**STATED GOAL**
Can you reproduce, unchanged, the lines in the records that run from the one containing "285, 1143, 462]" through the one containing "537, 594, 564]", including both of those lines?

-=-=-=-=-

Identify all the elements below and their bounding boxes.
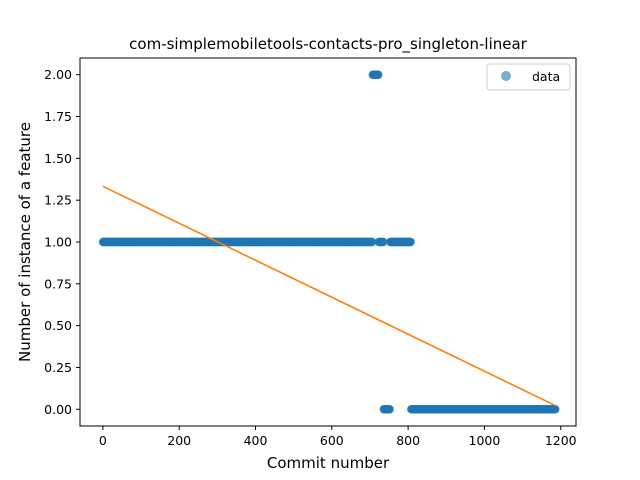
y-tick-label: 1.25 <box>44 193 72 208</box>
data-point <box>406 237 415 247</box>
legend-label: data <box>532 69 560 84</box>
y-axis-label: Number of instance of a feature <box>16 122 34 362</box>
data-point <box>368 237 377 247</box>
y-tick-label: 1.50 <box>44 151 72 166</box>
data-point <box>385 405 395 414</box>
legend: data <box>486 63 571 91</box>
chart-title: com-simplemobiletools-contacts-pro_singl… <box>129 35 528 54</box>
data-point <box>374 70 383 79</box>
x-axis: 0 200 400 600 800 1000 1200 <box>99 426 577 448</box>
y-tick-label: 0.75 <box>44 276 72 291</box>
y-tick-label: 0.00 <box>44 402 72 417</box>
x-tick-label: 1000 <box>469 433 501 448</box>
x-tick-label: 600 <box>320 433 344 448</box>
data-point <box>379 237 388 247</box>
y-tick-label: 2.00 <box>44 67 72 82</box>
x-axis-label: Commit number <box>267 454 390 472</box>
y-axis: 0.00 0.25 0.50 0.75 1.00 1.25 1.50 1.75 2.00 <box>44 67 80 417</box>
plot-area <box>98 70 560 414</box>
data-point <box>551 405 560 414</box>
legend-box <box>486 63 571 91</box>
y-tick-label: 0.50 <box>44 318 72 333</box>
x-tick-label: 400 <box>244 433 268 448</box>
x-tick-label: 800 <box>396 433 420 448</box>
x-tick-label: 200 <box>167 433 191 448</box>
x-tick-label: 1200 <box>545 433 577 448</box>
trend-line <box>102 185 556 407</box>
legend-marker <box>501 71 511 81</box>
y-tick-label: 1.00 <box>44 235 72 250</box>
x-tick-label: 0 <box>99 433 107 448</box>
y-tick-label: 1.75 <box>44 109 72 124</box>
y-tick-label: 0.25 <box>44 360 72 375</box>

-=-=-=-=-

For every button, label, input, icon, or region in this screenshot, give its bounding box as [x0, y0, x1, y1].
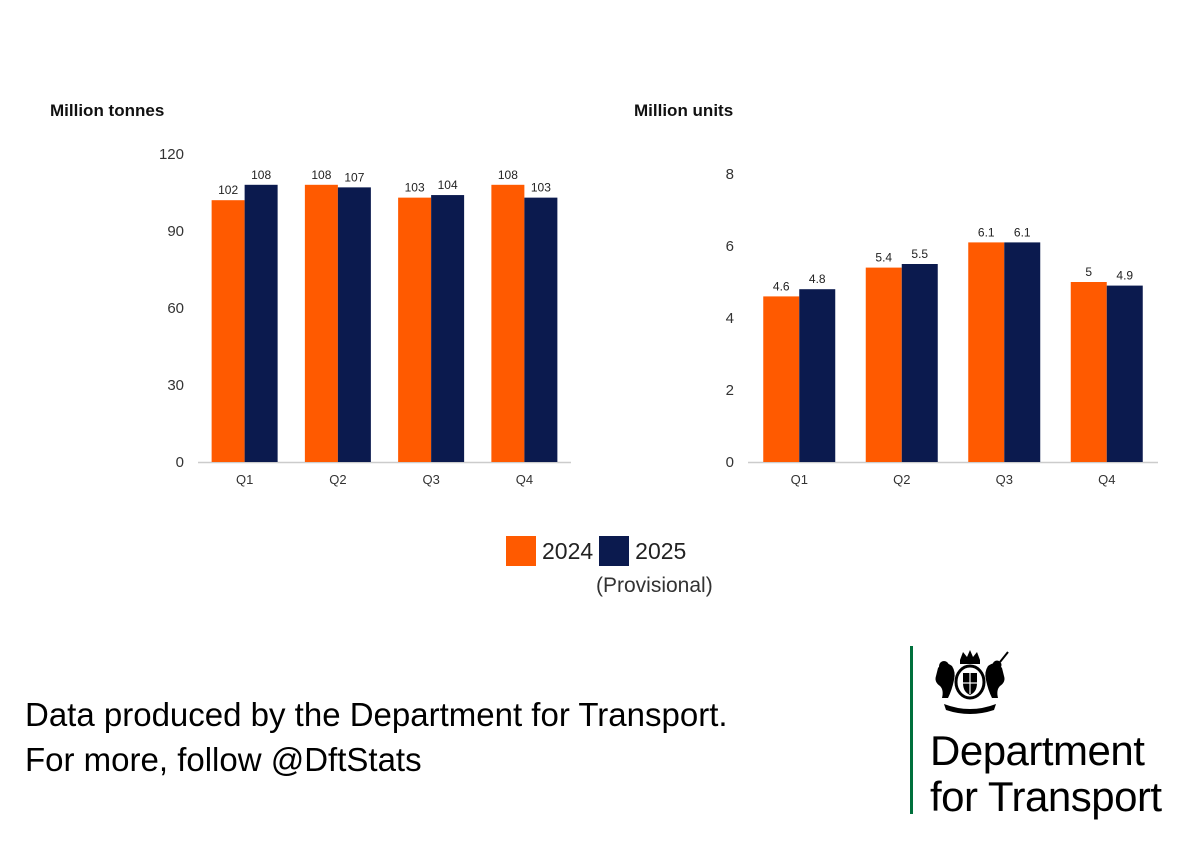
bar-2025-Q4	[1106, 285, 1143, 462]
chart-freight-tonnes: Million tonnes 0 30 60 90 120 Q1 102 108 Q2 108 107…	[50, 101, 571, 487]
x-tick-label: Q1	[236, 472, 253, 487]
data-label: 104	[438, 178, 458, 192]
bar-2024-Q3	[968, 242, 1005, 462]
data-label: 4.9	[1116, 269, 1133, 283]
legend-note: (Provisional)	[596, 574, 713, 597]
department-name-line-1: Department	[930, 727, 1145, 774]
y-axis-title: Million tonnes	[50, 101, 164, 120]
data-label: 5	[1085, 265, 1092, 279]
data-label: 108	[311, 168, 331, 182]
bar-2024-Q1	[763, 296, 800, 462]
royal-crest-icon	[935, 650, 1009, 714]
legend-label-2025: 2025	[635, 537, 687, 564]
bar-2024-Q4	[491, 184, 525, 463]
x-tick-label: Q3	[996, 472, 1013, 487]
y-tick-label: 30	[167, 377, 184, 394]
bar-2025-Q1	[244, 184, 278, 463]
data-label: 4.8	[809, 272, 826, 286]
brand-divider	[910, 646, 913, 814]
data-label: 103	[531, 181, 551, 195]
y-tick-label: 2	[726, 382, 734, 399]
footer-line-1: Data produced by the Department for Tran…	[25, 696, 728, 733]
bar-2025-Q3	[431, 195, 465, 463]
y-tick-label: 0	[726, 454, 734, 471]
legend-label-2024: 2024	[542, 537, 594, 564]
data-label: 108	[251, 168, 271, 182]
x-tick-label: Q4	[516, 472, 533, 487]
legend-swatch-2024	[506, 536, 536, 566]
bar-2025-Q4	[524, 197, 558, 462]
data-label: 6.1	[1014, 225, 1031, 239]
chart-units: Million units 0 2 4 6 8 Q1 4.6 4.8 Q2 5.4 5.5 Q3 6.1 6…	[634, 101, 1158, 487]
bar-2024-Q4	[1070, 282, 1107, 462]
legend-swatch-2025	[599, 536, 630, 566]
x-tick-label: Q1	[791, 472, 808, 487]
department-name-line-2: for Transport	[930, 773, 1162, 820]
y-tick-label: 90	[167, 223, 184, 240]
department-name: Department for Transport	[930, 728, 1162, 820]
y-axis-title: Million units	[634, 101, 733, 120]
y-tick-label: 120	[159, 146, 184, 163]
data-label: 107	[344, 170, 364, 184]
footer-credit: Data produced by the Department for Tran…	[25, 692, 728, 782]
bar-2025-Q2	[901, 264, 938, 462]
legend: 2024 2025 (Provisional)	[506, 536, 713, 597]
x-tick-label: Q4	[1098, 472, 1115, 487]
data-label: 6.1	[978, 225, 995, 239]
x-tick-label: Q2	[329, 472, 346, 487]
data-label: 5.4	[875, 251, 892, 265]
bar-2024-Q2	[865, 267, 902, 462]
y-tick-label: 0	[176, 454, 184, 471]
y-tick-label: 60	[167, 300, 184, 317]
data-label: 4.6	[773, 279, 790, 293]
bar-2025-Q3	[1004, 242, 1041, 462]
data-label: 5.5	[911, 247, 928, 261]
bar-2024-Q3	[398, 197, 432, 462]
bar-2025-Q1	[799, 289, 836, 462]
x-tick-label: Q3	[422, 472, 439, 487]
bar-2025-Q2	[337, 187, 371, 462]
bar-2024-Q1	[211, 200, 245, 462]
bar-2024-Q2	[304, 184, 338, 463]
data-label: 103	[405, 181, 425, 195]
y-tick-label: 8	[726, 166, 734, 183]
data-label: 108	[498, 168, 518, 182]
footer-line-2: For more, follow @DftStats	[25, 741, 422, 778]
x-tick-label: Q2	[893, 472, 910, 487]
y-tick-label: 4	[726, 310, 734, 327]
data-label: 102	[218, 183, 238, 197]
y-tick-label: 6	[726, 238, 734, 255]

-=-=-=-=-

**EXPECTED OUTPUT**
bar-2025-Q4	[1106, 285, 1143, 462]
chart-freight-tonnes: Million tonnes 0 30 60 90 120 Q1 102 108 Q2 108 107…	[50, 101, 571, 487]
x-tick-label: Q1	[236, 472, 253, 487]
data-label: 104	[438, 178, 458, 192]
bar-2024-Q3	[968, 242, 1005, 462]
data-label: 4.9	[1116, 269, 1133, 283]
legend-note: (Provisional)	[596, 574, 713, 597]
department-name-line-1: Department	[930, 727, 1145, 774]
y-axis-title: Million tonnes	[50, 101, 164, 120]
data-label: 5	[1085, 265, 1092, 279]
data-label: 108	[311, 168, 331, 182]
bar-2024-Q1	[763, 296, 800, 462]
royal-crest-icon	[935, 650, 1009, 714]
legend-label-2025: 2025	[635, 537, 687, 564]
bar-2024-Q4	[491, 184, 525, 463]
x-tick-label: Q3	[996, 472, 1013, 487]
y-tick-label: 30	[167, 377, 184, 394]
bar-2025-Q1	[244, 184, 278, 463]
data-label: 4.8	[809, 272, 826, 286]
brand-divider	[910, 646, 913, 814]
data-label: 103	[531, 181, 551, 195]
y-tick-label: 2	[726, 382, 734, 399]
footer-line-1: Data produced by the Department for Tran…	[25, 696, 728, 733]
bar-2025-Q3	[431, 195, 465, 463]
y-tick-label: 0	[726, 454, 734, 471]
legend-label-2024: 2024	[542, 537, 594, 564]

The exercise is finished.